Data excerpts
-- START --

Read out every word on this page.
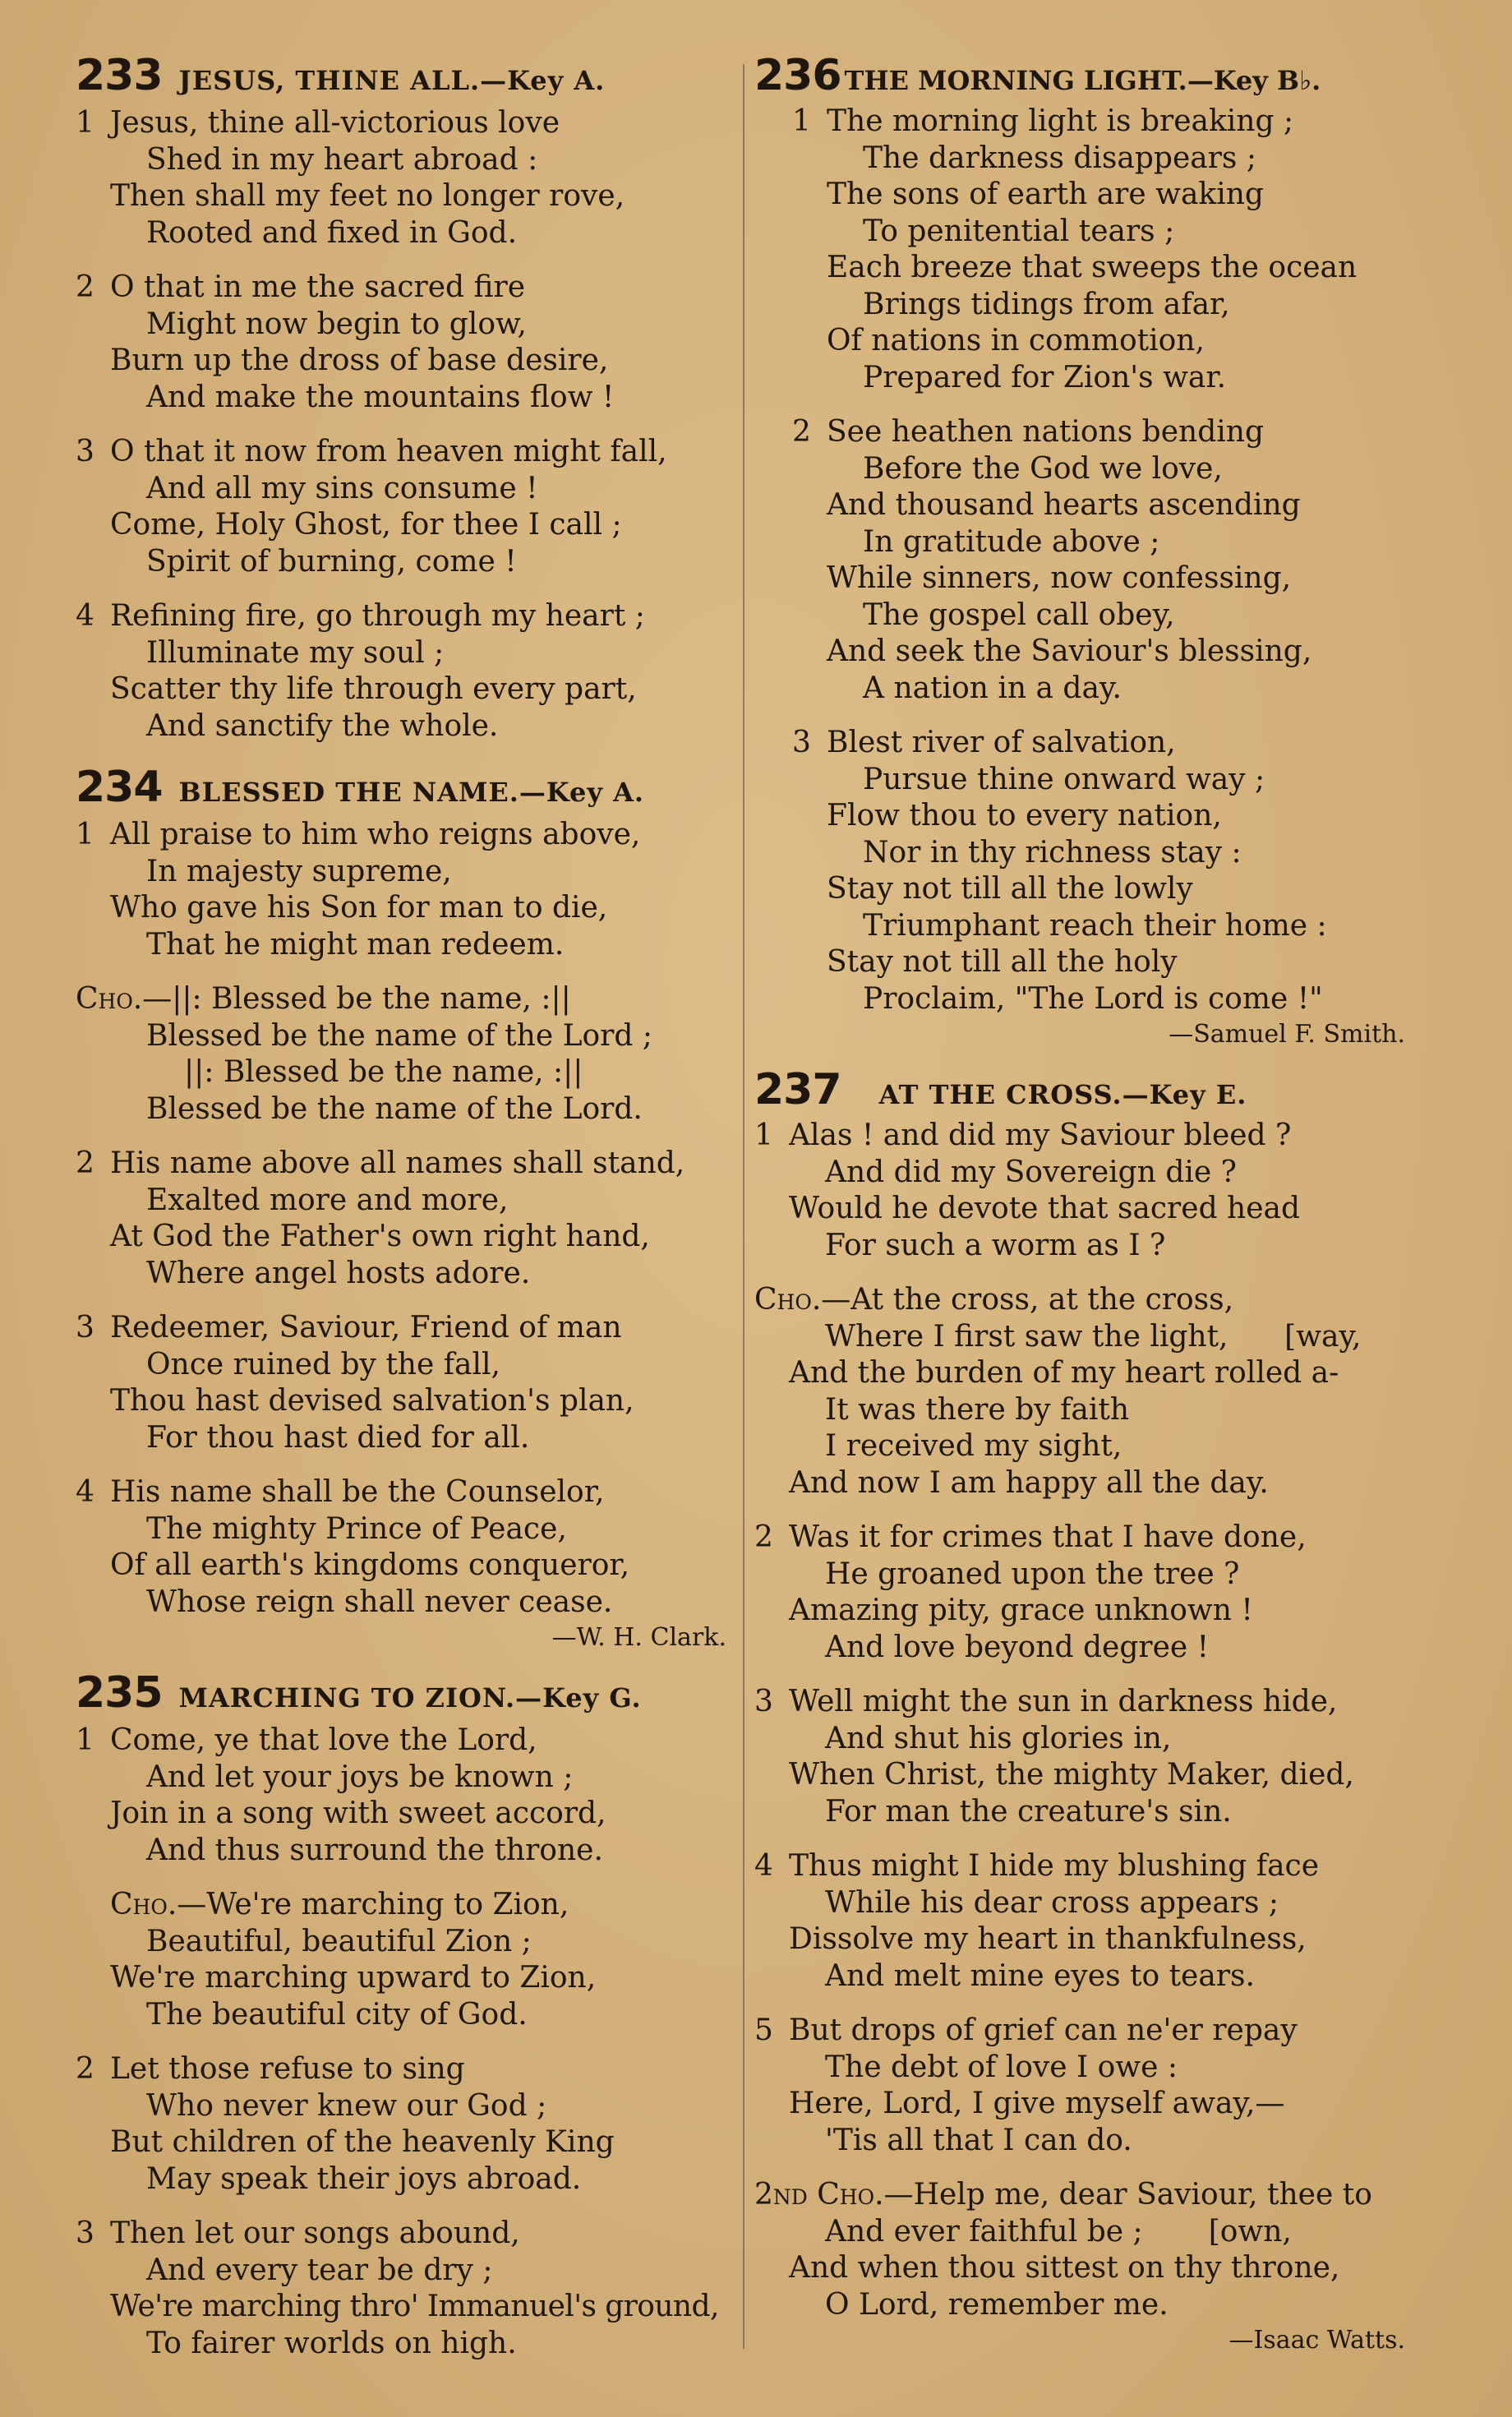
233 JESUS, THINE ALL.—Key A.
1 Jesus, thine all-victorious love
Shed in my heart abroad :
Then shall my feet no longer rove,
Rooted and fixed in God.
2 O that in me the sacred fire
Might now begin to glow,
Burn up the dross of base desire,
And make the mountains flow !
3 O that it now from heaven might fall,
And all my sins consume !
Come, Holy Ghost, for thee I call ;
Spirit of burning, come !
4 Refining fire, go through my heart ;
Illuminate my soul ;
Scatter thy life through every part,
And sanctify the whole.
234 BLESSED THE NAME.—Key A.
1 All praise to him who reigns above,
In majesty supreme,
Who gave his Son for man to die,
That he might man redeem.
Cho.— ||: Blessed be the name, :||
Blessed be the name of the Lord ;
||: Blessed be the name, :||
Blessed be the name of the Lord.
2 His name above all names shall stand,
Exalted more and more,
At God the Father's own right hand,
Where angel hosts adore.
3 Redeemer, Saviour, Friend of man
Once ruined by the fall,
Thou hast devised salvation's plan,
For thou hast died for all.
4 His name shall be the Counselor,
The mighty Prince of Peace,
Of all earth's kingdoms conqueror,
Whose reign shall never cease.
—W. H. Clark.
235 MARCHING TO ZION.—Key G.
1 Come, ye that love the Lord,
And let your joys be known ;
Join in a song with sweet accord,
And thus surround the throne.
Cho.— We're marching to Zion,
Beautiful, beautiful Zion ;
We're marching upward to Zion,
The beautiful city of God.
2 Let those refuse to sing
Who never knew our God ;
But children of the heavenly King
May speak their joys abroad.
3 Then let our songs abound,
And every tear be dry ;
We're marching thro' Immanuel's ground,
To fairer worlds on high.
236 THE MORNING LIGHT.—Key B♭.
1 The morning light is breaking ;
The darkness disappears ;
The sons of earth are waking
To penitential tears ;
Each breeze that sweeps the ocean
Brings tidings from afar,
Of nations in commotion,
Prepared for Zion's war.
2 See heathen nations bending
Before the God we love,
And thousand hearts ascending
In gratitude above ;
While sinners, now confessing,
The gospel call obey,
And seek the Saviour's blessing,
A nation in a day.
3 Blest river of salvation,
Pursue thine onward way ;
Flow thou to every nation,
Nor in thy richness stay :
Stay not till all the lowly
Triumphant reach their home :
Stay not till all the holy
Proclaim, "The Lord is come !"
—Samuel F. Smith.
237 AT THE CROSS.—Key E.
1 Alas ! and did my Saviour bleed ?
And did my Sovereign die ?
Would he devote that sacred head
For such a worm as I ?
Cho.— At the cross, at the cross,
Where I first saw the light,      [way,
And the burden of my heart rolled a-
It was there by faith
I received my sight,
And now I am happy all the day.
2 Was it for crimes that I have done,
He groaned upon the tree ?
Amazing pity, grace unknown !
And love beyond degree !
3 Well might the sun in darkness hide,
And shut his glories in,
When Christ, the mighty Maker, died,
For man the creature's sin.
4 Thus might I hide my blushing face
While his dear cross appears ;
Dissolve my heart in thankfulness,
And melt mine eyes to tears.
5 But drops of grief can ne'er repay
The debt of love I owe :
Here, Lord, I give myself away,—
'Tis all that I can do.
2nd Cho.— Help me, dear Saviour, thee to
And ever faithful be ;       [own,
And when thou sittest on thy throne,
O Lord, remember me.
—Isaac Watts.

-- END --

Check each line in the records for the word "joys" and say how many have it, with nothing else.

Output for this exercise >>
2